* _Problem_:
Retype the whole listing verbatim and keep the pictures out of it.

* _Data excerpts_:
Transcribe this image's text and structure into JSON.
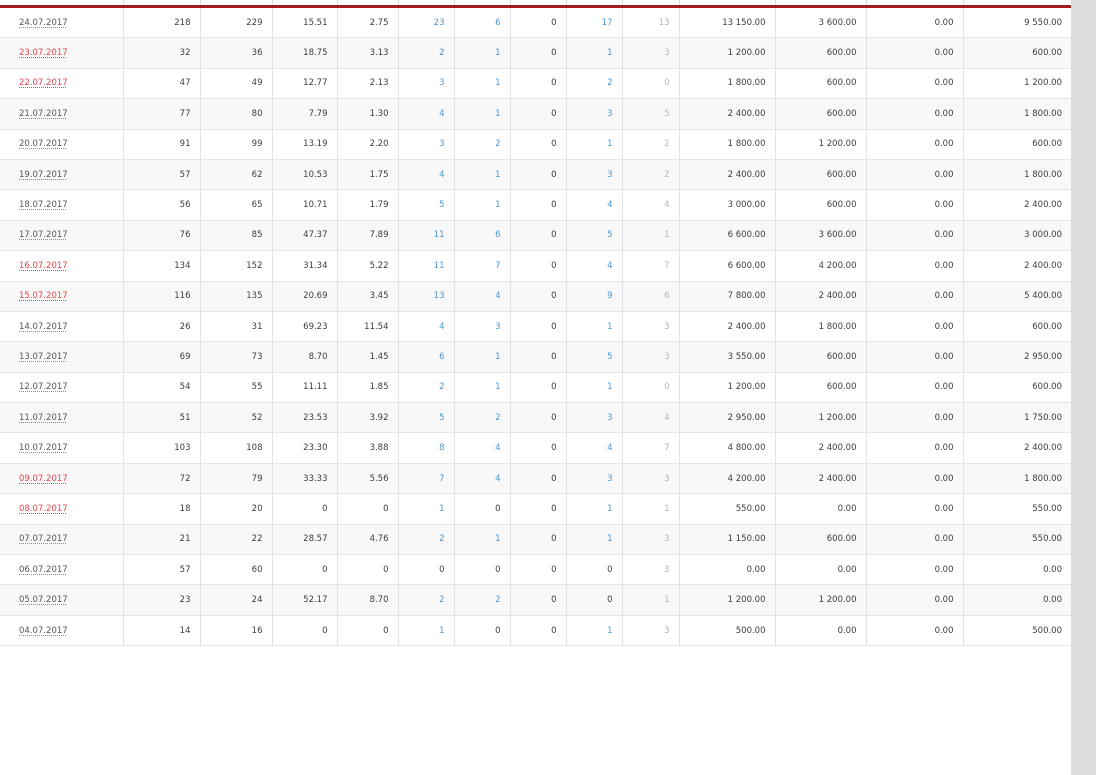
{
  "table": {
    "rows": [
      {
        "date": "24.07.2017",
        "weekend": false,
        "c1": "218",
        "c2": "229",
        "c3": "15.51",
        "c4": "2.75",
        "c5": "23",
        "c6": "6",
        "c7": "0",
        "c8": "17",
        "c9": "13",
        "c10": "13 150.00",
        "c11": "3 600.00",
        "c12": "0.00",
        "c13": "9 550.00"
      },
      {
        "date": "23.07.2017",
        "weekend": true,
        "c1": "32",
        "c2": "36",
        "c3": "18.75",
        "c4": "3.13",
        "c5": "2",
        "c6": "1",
        "c7": "0",
        "c8": "1",
        "c9": "3",
        "c10": "1 200.00",
        "c11": "600.00",
        "c12": "0.00",
        "c13": "600.00"
      },
      {
        "date": "22.07.2017",
        "weekend": true,
        "c1": "47",
        "c2": "49",
        "c3": "12.77",
        "c4": "2.13",
        "c5": "3",
        "c6": "1",
        "c7": "0",
        "c8": "2",
        "c9": "0",
        "c10": "1 800.00",
        "c11": "600.00",
        "c12": "0.00",
        "c13": "1 200.00"
      },
      {
        "date": "21.07.2017",
        "weekend": false,
        "c1": "77",
        "c2": "80",
        "c3": "7.79",
        "c4": "1.30",
        "c5": "4",
        "c6": "1",
        "c7": "0",
        "c8": "3",
        "c9": "5",
        "c10": "2 400.00",
        "c11": "600.00",
        "c12": "0.00",
        "c13": "1 800.00"
      },
      {
        "date": "20.07.2017",
        "weekend": false,
        "c1": "91",
        "c2": "99",
        "c3": "13.19",
        "c4": "2.20",
        "c5": "3",
        "c6": "2",
        "c7": "0",
        "c8": "1",
        "c9": "2",
        "c10": "1 800.00",
        "c11": "1 200.00",
        "c12": "0.00",
        "c13": "600.00"
      },
      {
        "date": "19.07.2017",
        "weekend": false,
        "c1": "57",
        "c2": "62",
        "c3": "10.53",
        "c4": "1.75",
        "c5": "4",
        "c6": "1",
        "c7": "0",
        "c8": "3",
        "c9": "2",
        "c10": "2 400.00",
        "c11": "600.00",
        "c12": "0.00",
        "c13": "1 800.00"
      },
      {
        "date": "18.07.2017",
        "weekend": false,
        "c1": "56",
        "c2": "65",
        "c3": "10.71",
        "c4": "1.79",
        "c5": "5",
        "c6": "1",
        "c7": "0",
        "c8": "4",
        "c9": "4",
        "c10": "3 000.00",
        "c11": "600.00",
        "c12": "0.00",
        "c13": "2 400.00"
      },
      {
        "date": "17.07.2017",
        "weekend": false,
        "c1": "76",
        "c2": "85",
        "c3": "47.37",
        "c4": "7.89",
        "c5": "11",
        "c6": "6",
        "c7": "0",
        "c8": "5",
        "c9": "1",
        "c10": "6 600.00",
        "c11": "3 600.00",
        "c12": "0.00",
        "c13": "3 000.00"
      },
      {
        "date": "16.07.2017",
        "weekend": true,
        "c1": "134",
        "c2": "152",
        "c3": "31.34",
        "c4": "5.22",
        "c5": "11",
        "c6": "7",
        "c7": "0",
        "c8": "4",
        "c9": "7",
        "c10": "6 600.00",
        "c11": "4 200.00",
        "c12": "0.00",
        "c13": "2 400.00"
      },
      {
        "date": "15.07.2017",
        "weekend": true,
        "c1": "116",
        "c2": "135",
        "c3": "20.69",
        "c4": "3.45",
        "c5": "13",
        "c6": "4",
        "c7": "0",
        "c8": "9",
        "c9": "6",
        "c10": "7 800.00",
        "c11": "2 400.00",
        "c12": "0.00",
        "c13": "5 400.00"
      },
      {
        "date": "14.07.2017",
        "weekend": false,
        "c1": "26",
        "c2": "31",
        "c3": "69.23",
        "c4": "11.54",
        "c5": "4",
        "c6": "3",
        "c7": "0",
        "c8": "1",
        "c9": "3",
        "c10": "2 400.00",
        "c11": "1 800.00",
        "c12": "0.00",
        "c13": "600.00"
      },
      {
        "date": "13.07.2017",
        "weekend": false,
        "c1": "69",
        "c2": "73",
        "c3": "8.70",
        "c4": "1.45",
        "c5": "6",
        "c6": "1",
        "c7": "0",
        "c8": "5",
        "c9": "3",
        "c10": "3 550.00",
        "c11": "600.00",
        "c12": "0.00",
        "c13": "2 950.00"
      },
      {
        "date": "12.07.2017",
        "weekend": false,
        "c1": "54",
        "c2": "55",
        "c3": "11.11",
        "c4": "1.85",
        "c5": "2",
        "c6": "1",
        "c7": "0",
        "c8": "1",
        "c9": "0",
        "c10": "1 200.00",
        "c11": "600.00",
        "c12": "0.00",
        "c13": "600.00"
      },
      {
        "date": "11.07.2017",
        "weekend": false,
        "c1": "51",
        "c2": "52",
        "c3": "23.53",
        "c4": "3.92",
        "c5": "5",
        "c6": "2",
        "c7": "0",
        "c8": "3",
        "c9": "4",
        "c10": "2 950.00",
        "c11": "1 200.00",
        "c12": "0.00",
        "c13": "1 750.00"
      },
      {
        "date": "10.07.2017",
        "weekend": false,
        "c1": "103",
        "c2": "108",
        "c3": "23.30",
        "c4": "3.88",
        "c5": "8",
        "c6": "4",
        "c7": "0",
        "c8": "4",
        "c9": "7",
        "c10": "4 800.00",
        "c11": "2 400.00",
        "c12": "0.00",
        "c13": "2 400.00"
      },
      {
        "date": "09.07.2017",
        "weekend": true,
        "c1": "72",
        "c2": "79",
        "c3": "33.33",
        "c4": "5.56",
        "c5": "7",
        "c6": "4",
        "c7": "0",
        "c8": "3",
        "c9": "3",
        "c10": "4 200.00",
        "c11": "2 400.00",
        "c12": "0.00",
        "c13": "1 800.00"
      },
      {
        "date": "08.07.2017",
        "weekend": true,
        "c1": "18",
        "c2": "20",
        "c3": "0",
        "c4": "0",
        "c5": "1",
        "c6": "0",
        "c7": "0",
        "c8": "1",
        "c9": "1",
        "c10": "550.00",
        "c11": "0.00",
        "c12": "0.00",
        "c13": "550.00"
      },
      {
        "date": "07.07.2017",
        "weekend": false,
        "c1": "21",
        "c2": "22",
        "c3": "28.57",
        "c4": "4.76",
        "c5": "2",
        "c6": "1",
        "c7": "0",
        "c8": "1",
        "c9": "3",
        "c10": "1 150.00",
        "c11": "600.00",
        "c12": "0.00",
        "c13": "550.00"
      },
      {
        "date": "06.07.2017",
        "weekend": false,
        "c1": "57",
        "c2": "60",
        "c3": "0",
        "c4": "0",
        "c5": "0",
        "c6": "0",
        "c7": "0",
        "c8": "0",
        "c9": "3",
        "c10": "0.00",
        "c11": "0.00",
        "c12": "0.00",
        "c13": "0.00"
      },
      {
        "date": "05.07.2017",
        "weekend": false,
        "c1": "23",
        "c2": "24",
        "c3": "52.17",
        "c4": "8.70",
        "c5": "2",
        "c6": "2",
        "c7": "0",
        "c8": "0",
        "c9": "1",
        "c10": "1 200.00",
        "c11": "1 200.00",
        "c12": "0.00",
        "c13": "0.00"
      },
      {
        "date": "04.07.2017",
        "weekend": false,
        "c1": "14",
        "c2": "16",
        "c3": "0",
        "c4": "0",
        "c5": "1",
        "c6": "0",
        "c7": "0",
        "c8": "1",
        "c9": "3",
        "c10": "500.00",
        "c11": "0.00",
        "c12": "0.00",
        "c13": "500.00"
      }
    ]
  },
  "colors": {
    "header_accent": "#a11d1d",
    "weekend_date": "#e0474c",
    "link_blue": "#4a97cf",
    "muted": "#b5b5b5",
    "scrollbar": "#dcdcdc"
  }
}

* _Answer for this exercise_:
Transcribe this image's text and structure into JSON.
{
  "table": {
    "rows": [
      {
        "date": "24.07.2017",
        "weekend": false,
        "c1": "218",
        "c2": "229",
        "c3": "15.51",
        "c4": "2.75",
        "c5": "23",
        "c6": "6",
        "c7": "0",
        "c8": "17",
        "c9": "13",
        "c10": "13 150.00",
        "c11": "3 600.00",
        "c12": "0.00",
        "c13": "9 550.00"
      },
      {
        "date": "23.07.2017",
        "weekend": true,
        "c1": "32",
        "c2": "36",
        "c3": "18.75",
        "c4": "3.13",
        "c5": "2",
        "c6": "1",
        "c7": "0",
        "c8": "1",
        "c9": "3",
        "c10": "1 200.00",
        "c11": "600.00",
        "c12": "0.00",
        "c13": "600.00"
      },
      {
        "date": "22.07.2017",
        "weekend": true,
        "c1": "47",
        "c2": "49",
        "c3": "12.77",
        "c4": "2.13",
        "c5": "3",
        "c6": "1",
        "c7": "0",
        "c8": "2",
        "c9": "0",
        "c10": "1 800.00",
        "c11": "600.00",
        "c12": "0.00",
        "c13": "1 200.00"
      },
      {
        "date": "21.07.2017",
        "weekend": false,
        "c1": "77",
        "c2": "80",
        "c3": "7.79",
        "c4": "1.30",
        "c5": "4",
        "c6": "1",
        "c7": "0",
        "c8": "3",
        "c9": "5",
        "c10": "2 400.00",
        "c11": "600.00",
        "c12": "0.00",
        "c13": "1 800.00"
      },
      {
        "date": "20.07.2017",
        "weekend": false,
        "c1": "91",
        "c2": "99",
        "c3": "13.19",
        "c4": "2.20",
        "c5": "3",
        "c6": "2",
        "c7": "0",
        "c8": "1",
        "c9": "2",
        "c10": "1 800.00",
        "c11": "1 200.00",
        "c12": "0.00",
        "c13": "600.00"
      },
      {
        "date": "19.07.2017",
        "weekend": false,
        "c1": "57",
        "c2": "62",
        "c3": "10.53",
        "c4": "1.75",
        "c5": "4",
        "c6": "1",
        "c7": "0",
        "c8": "3",
        "c9": "2",
        "c10": "2 400.00",
        "c11": "600.00",
        "c12": "0.00",
        "c13": "1 800.00"
      },
      {
        "date": "18.07.2017",
        "weekend": false,
        "c1": "56",
        "c2": "65",
        "c3": "10.71",
        "c4": "1.79",
        "c5": "5",
        "c6": "1",
        "c7": "0",
        "c8": "4",
        "c9": "4",
        "c10": "3 000.00",
        "c11": "600.00",
        "c12": "0.00",
        "c13": "2 400.00"
      },
      {
        "date": "17.07.2017",
        "weekend": false,
        "c1": "76",
        "c2": "85",
        "c3": "47.37",
        "c4": "7.89",
        "c5": "11",
        "c6": "6",
        "c7": "0",
        "c8": "5",
        "c9": "1",
        "c10": "6 600.00",
        "c11": "3 600.00",
        "c12": "0.00",
        "c13": "3 000.00"
      },
      {
        "date": "16.07.2017",
        "weekend": true,
        "c1": "134",
        "c2": "152",
        "c3": "31.34",
        "c4": "5.22",
        "c5": "11",
        "c6": "7",
        "c7": "0",
        "c8": "4",
        "c9": "7",
        "c10": "6 600.00",
        "c11": "4 200.00",
        "c12": "0.00",
        "c13": "2 400.00"
      },
      {
        "date": "15.07.2017",
        "weekend": true,
        "c1": "116",
        "c2": "135",
        "c3": "20.69",
        "c4": "3.45",
        "c5": "13",
        "c6": "4",
        "c7": "0",
        "c8": "9",
        "c9": "6",
        "c10": "7 800.00",
        "c11": "2 400.00",
        "c12": "0.00",
        "c13": "5 400.00"
      },
      {
        "date": "14.07.2017",
        "weekend": false,
        "c1": "26",
        "c2": "31",
        "c3": "69.23",
        "c4": "11.54",
        "c5": "4",
        "c6": "3",
        "c7": "0",
        "c8": "1",
        "c9": "3",
        "c10": "2 400.00",
        "c11": "1 800.00",
        "c12": "0.00",
        "c13": "600.00"
      },
      {
        "date": "13.07.2017",
        "weekend": false,
        "c1": "69",
        "c2": "73",
        "c3": "8.70",
        "c4": "1.45",
        "c5": "6",
        "c6": "1",
        "c7": "0",
        "c8": "5",
        "c9": "3",
        "c10": "3 550.00",
        "c11": "600.00",
        "c12": "0.00",
        "c13": "2 950.00"
      },
      {
        "date": "12.07.2017",
        "weekend": false,
        "c1": "54",
        "c2": "55",
        "c3": "11.11",
        "c4": "1.85",
        "c5": "2",
        "c6": "1",
        "c7": "0",
        "c8": "1",
        "c9": "0",
        "c10": "1 200.00",
        "c11": "600.00",
        "c12": "0.00",
        "c13": "600.00"
      },
      {
        "date": "11.07.2017",
        "weekend": false,
        "c1": "51",
        "c2": "52",
        "c3": "23.53",
        "c4": "3.92",
        "c5": "5",
        "c6": "2",
        "c7": "0",
        "c8": "3",
        "c9": "4",
        "c10": "2 950.00",
        "c11": "1 200.00",
        "c12": "0.00",
        "c13": "1 750.00"
      },
      {
        "date": "10.07.2017",
        "weekend": false,
        "c1": "103",
        "c2": "108",
        "c3": "23.30",
        "c4": "3.88",
        "c5": "8",
        "c6": "4",
        "c7": "0",
        "c8": "4",
        "c9": "7",
        "c10": "4 800.00",
        "c11": "2 400.00",
        "c12": "0.00",
        "c13": "2 400.00"
      },
      {
        "date": "09.07.2017",
        "weekend": true,
        "c1": "72",
        "c2": "79",
        "c3": "33.33",
        "c4": "5.56",
        "c5": "7",
        "c6": "4",
        "c7": "0",
        "c8": "3",
        "c9": "3",
        "c10": "4 200.00",
        "c11": "2 400.00",
        "c12": "0.00",
        "c13": "1 800.00"
      },
      {
        "date": "08.07.2017",
        "weekend": true,
        "c1": "18",
        "c2": "20",
        "c3": "0",
        "c4": "0",
        "c5": "1",
        "c6": "0",
        "c7": "0",
        "c8": "1",
        "c9": "1",
        "c10": "550.00",
        "c11": "0.00",
        "c12": "0.00",
        "c13": "550.00"
      },
      {
        "date": "07.07.2017",
        "weekend": false,
        "c1": "21",
        "c2": "22",
        "c3": "28.57",
        "c4": "4.76",
        "c5": "2",
        "c6": "1",
        "c7": "0",
        "c8": "1",
        "c9": "3",
        "c10": "1 150.00",
        "c11": "600.00",
        "c12": "0.00",
        "c13": "550.00"
      },
      {
        "date": "06.07.2017",
        "weekend": false,
        "c1": "57",
        "c2": "60",
        "c3": "0",
        "c4": "0",
        "c5": "0",
        "c6": "0",
        "c7": "0",
        "c8": "0",
        "c9": "3",
        "c10": "0.00",
        "c11": "0.00",
        "c12": "0.00",
        "c13": "0.00"
      },
      {
        "date": "05.07.2017",
        "weekend": false,
        "c1": "23",
        "c2": "24",
        "c3": "52.17",
        "c4": "8.70",
        "c5": "2",
        "c6": "2",
        "c7": "0",
        "c8": "0",
        "c9": "1",
        "c10": "1 200.00",
        "c11": "1 200.00",
        "c12": "0.00",
        "c13": "0.00"
      },
      {
        "date": "04.07.2017",
        "weekend": false,
        "c1": "14",
        "c2": "16",
        "c3": "0",
        "c4": "0",
        "c5": "1",
        "c6": "0",
        "c7": "0",
        "c8": "1",
        "c9": "3",
        "c10": "500.00",
        "c11": "0.00",
        "c12": "0.00",
        "c13": "500.00"
      }
    ]
  },
  "colors": {
    "header_accent": "#a11d1d",
    "weekend_date": "#e0474c",
    "link_blue": "#4a97cf",
    "muted": "#b5b5b5",
    "scrollbar": "#dcdcdc"
  }
}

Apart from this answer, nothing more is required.